Hay un hombre negro, joven, grueso, afable, que reside en los bancos de mi barrio. No se trata de uno de esos ‘sin techo' que, llegado el anochecer, sientan plaza con sus cartones y sus mantas en los vestíbulos de los cajeros automáticos de tantas entidades bancarias; mi vecino, pues así lo considero ya, sin haber cruzado una palabra con él, duerme en los bancos de madera, aunque a veces le veo también recostado en las escaleras de acceso al ‘metro' con su impedimenta, que incluye garrafas de agua, nunca un ‘botellón'. Va limpio, igual de abrigado ahora que en el verano, y, excepto cuando tiene los ojos cerrados, mira siempre a los que pasamos cerca de él con el gesto risueño que le caracteriza. No vende nada en la calle.

- [Enunciado propuesto A]
Transcriba sin cambios las filas que van desde la primera hasta la que contiene "features: App [873,785,892,797]", ambas incluidas.
El texto base y las filas proceden de fuentes distintas.

- [Material proporcionado]
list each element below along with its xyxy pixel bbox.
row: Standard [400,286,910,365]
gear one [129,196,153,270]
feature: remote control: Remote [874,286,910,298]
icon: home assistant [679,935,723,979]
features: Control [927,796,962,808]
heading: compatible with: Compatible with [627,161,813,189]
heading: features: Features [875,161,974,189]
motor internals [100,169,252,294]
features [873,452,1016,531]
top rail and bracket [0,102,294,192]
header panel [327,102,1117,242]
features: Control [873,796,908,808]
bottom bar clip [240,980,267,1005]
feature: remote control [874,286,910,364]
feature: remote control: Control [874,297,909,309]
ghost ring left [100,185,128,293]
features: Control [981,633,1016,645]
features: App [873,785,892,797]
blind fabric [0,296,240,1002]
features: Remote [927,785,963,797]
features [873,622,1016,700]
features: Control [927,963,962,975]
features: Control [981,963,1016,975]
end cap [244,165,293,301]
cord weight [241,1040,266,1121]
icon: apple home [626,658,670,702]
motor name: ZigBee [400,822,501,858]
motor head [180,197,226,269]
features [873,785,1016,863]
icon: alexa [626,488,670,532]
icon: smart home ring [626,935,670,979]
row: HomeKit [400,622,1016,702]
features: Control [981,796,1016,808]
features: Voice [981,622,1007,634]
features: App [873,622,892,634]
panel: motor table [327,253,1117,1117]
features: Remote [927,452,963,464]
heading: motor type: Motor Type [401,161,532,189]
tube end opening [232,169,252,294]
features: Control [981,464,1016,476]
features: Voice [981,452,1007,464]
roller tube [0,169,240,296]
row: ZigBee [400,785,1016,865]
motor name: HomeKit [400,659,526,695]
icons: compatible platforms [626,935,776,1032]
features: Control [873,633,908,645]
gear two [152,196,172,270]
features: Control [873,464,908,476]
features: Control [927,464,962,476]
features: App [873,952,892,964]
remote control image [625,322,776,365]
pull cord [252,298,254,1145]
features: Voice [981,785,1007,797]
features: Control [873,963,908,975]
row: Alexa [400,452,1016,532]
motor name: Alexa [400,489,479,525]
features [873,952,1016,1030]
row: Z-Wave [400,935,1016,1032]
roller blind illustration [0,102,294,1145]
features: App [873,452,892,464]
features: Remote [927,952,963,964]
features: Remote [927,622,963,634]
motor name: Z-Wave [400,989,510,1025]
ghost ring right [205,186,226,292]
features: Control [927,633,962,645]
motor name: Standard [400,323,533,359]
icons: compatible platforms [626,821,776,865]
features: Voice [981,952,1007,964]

- [Enunciado propuesto B]
Según el texto base, ¿qué incluye la impedimenta del hombre que reside en los bancos del barrio?

- [Respuesta desarrollada A]
list each element below along with its xyxy pixel bbox.
row: Standard [400,286,910,365]
gear one [129,196,153,270]
feature: remote control: Remote [874,286,910,298]
icon: home assistant [679,935,723,979]
features: Control [927,796,962,808]
heading: compatible with: Compatible with [627,161,813,189]
heading: features: Features [875,161,974,189]
motor internals [100,169,252,294]
features [873,452,1016,531]
top rail and bracket [0,102,294,192]
header panel [327,102,1117,242]
features: Control [873,796,908,808]
bottom bar clip [240,980,267,1005]
feature: remote control [874,286,910,364]
feature: remote control: Control [874,297,909,309]
ghost ring left [100,185,128,293]
features: Control [981,633,1016,645]
features: App [873,785,892,797]

- [Respuesta desarrollada B]
Garrafas de agua, nunca un «botellón».